Image records of document pages

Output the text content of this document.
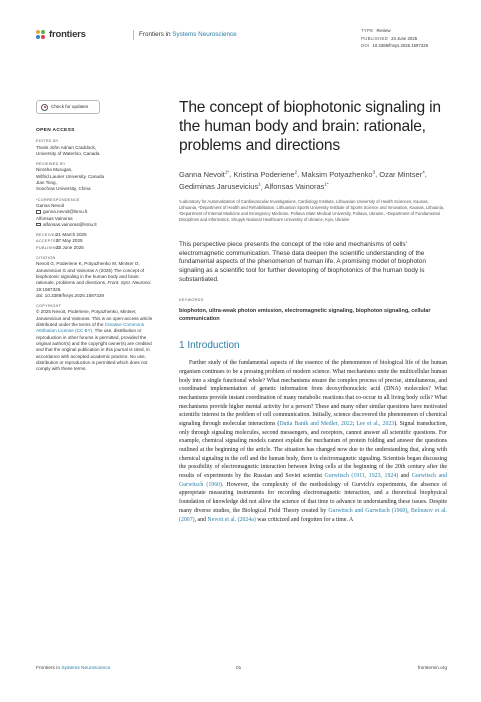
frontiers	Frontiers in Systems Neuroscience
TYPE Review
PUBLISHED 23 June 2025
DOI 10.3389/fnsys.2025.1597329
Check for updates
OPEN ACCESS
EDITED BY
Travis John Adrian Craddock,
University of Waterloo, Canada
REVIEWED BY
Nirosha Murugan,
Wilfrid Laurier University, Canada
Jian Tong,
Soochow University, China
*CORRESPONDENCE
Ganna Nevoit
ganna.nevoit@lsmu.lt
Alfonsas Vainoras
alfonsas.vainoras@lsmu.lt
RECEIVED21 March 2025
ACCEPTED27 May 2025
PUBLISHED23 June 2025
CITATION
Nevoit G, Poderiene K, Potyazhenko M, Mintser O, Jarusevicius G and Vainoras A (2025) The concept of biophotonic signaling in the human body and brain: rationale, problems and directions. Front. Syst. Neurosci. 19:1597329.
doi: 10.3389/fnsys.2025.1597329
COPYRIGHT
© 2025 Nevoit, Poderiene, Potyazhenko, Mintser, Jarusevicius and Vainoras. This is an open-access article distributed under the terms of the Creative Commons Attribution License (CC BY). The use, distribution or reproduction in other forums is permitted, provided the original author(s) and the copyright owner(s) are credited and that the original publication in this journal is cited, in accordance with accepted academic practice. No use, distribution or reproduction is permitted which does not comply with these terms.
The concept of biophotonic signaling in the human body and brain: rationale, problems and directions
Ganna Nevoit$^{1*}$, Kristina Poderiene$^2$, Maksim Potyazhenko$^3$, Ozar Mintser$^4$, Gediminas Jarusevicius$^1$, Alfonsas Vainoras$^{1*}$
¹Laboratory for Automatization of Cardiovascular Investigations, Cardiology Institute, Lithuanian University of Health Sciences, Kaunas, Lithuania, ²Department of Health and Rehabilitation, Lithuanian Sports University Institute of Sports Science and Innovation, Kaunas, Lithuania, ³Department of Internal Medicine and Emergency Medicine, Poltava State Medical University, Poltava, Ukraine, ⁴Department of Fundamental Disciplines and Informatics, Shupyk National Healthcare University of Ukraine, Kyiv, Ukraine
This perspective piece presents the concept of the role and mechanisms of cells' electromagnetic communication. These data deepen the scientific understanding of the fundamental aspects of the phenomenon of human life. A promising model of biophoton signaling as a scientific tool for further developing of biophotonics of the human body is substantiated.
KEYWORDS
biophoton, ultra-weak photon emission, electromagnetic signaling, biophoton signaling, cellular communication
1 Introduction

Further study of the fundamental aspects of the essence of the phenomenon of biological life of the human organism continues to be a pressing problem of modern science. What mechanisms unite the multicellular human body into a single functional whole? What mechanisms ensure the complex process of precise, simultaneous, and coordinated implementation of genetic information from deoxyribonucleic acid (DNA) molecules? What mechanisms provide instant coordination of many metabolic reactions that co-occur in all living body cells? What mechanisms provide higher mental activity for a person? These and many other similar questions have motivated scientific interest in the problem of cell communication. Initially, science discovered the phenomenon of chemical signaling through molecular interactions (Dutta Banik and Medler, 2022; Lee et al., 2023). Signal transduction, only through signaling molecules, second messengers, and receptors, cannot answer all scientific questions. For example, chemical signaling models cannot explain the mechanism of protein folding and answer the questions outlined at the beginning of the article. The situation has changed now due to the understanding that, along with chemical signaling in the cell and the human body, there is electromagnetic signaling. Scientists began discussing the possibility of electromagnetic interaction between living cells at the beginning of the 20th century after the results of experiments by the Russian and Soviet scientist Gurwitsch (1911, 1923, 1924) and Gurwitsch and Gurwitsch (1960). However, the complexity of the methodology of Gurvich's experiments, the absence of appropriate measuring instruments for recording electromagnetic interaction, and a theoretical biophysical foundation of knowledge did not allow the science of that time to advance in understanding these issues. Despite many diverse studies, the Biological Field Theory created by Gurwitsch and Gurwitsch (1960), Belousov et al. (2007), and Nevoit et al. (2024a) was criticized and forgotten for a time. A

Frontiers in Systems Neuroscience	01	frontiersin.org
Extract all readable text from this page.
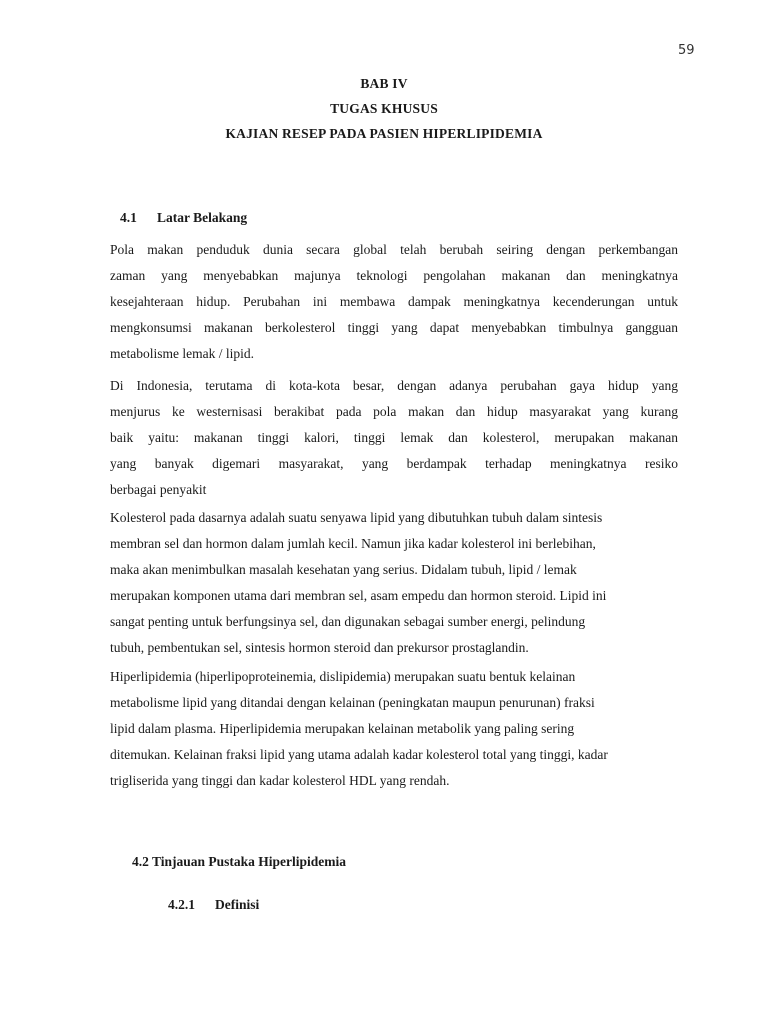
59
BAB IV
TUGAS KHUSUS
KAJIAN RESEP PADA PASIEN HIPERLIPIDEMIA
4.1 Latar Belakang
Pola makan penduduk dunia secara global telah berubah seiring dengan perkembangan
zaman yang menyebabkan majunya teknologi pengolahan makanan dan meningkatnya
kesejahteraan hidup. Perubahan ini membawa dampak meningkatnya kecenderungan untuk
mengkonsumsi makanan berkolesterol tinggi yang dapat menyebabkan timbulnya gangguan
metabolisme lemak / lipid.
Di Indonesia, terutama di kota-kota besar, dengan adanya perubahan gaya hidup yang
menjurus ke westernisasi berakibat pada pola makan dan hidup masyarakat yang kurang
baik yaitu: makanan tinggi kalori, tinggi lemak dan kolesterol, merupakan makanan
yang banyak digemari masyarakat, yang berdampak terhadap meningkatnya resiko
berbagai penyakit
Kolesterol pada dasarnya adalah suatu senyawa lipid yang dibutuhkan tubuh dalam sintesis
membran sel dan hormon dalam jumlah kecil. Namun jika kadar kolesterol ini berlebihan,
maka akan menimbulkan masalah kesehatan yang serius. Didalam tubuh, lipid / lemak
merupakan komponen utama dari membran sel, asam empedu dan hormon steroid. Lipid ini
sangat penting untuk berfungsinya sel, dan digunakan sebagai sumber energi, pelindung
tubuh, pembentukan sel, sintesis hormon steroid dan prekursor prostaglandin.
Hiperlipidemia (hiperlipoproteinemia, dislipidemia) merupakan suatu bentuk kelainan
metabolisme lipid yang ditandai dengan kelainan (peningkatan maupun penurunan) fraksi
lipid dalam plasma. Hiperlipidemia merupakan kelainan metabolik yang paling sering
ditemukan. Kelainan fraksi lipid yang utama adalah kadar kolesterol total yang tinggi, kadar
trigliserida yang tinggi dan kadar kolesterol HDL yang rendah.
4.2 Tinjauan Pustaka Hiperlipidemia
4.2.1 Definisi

■ Problem ■
All lines from the one containing "Extract all readable text from this page." through the final line of the entries above must be restated word for word, pictures excluded.

■ Solution for this problem ■
Extract all readable text from this page.
59
BAB IV
TUGAS KHUSUS
KAJIAN RESEP PADA PASIEN HIPERLIPIDEMIA
4.1 Latar Belakang
Pola makan penduduk dunia secara global telah berubah seiring dengan perkembangan
zaman yang menyebabkan majunya teknologi pengolahan makanan dan meningkatnya
kesejahteraan hidup. Perubahan ini membawa dampak meningkatnya kecenderungan untuk
mengkonsumsi makanan berkolesterol tinggi yang dapat menyebabkan timbulnya gangguan
metabolisme lemak / lipid.
Di Indonesia, terutama di kota-kota besar, dengan adanya perubahan gaya hidup yang
menjurus ke westernisasi berakibat pada pola makan dan hidup masyarakat yang kurang
baik yaitu: makanan tinggi kalori, tinggi lemak dan kolesterol, merupakan makanan
yang banyak digemari masyarakat, yang berdampak terhadap meningkatnya resiko
berbagai penyakit
Kolesterol pada dasarnya adalah suatu senyawa lipid yang dibutuhkan tubuh dalam sintesis
membran sel dan hormon dalam jumlah kecil. Namun jika kadar kolesterol ini berlebihan,
maka akan menimbulkan masalah kesehatan yang serius. Didalam tubuh, lipid / lemak
merupakan komponen utama dari membran sel, asam empedu dan hormon steroid. Lipid ini
sangat penting untuk berfungsinya sel, dan digunakan sebagai sumber energi, pelindung
tubuh, pembentukan sel, sintesis hormon steroid dan prekursor prostaglandin.
Hiperlipidemia (hiperlipoproteinemia, dislipidemia) merupakan suatu bentuk kelainan
metabolisme lipid yang ditandai dengan kelainan (peningkatan maupun penurunan) fraksi
lipid dalam plasma. Hiperlipidemia merupakan kelainan metabolik yang paling sering
ditemukan. Kelainan fraksi lipid yang utama adalah kadar kolesterol total yang tinggi, kadar
trigliserida yang tinggi dan kadar kolesterol HDL yang rendah.
4.2 Tinjauan Pustaka Hiperlipidemia
4.2.1 Definisi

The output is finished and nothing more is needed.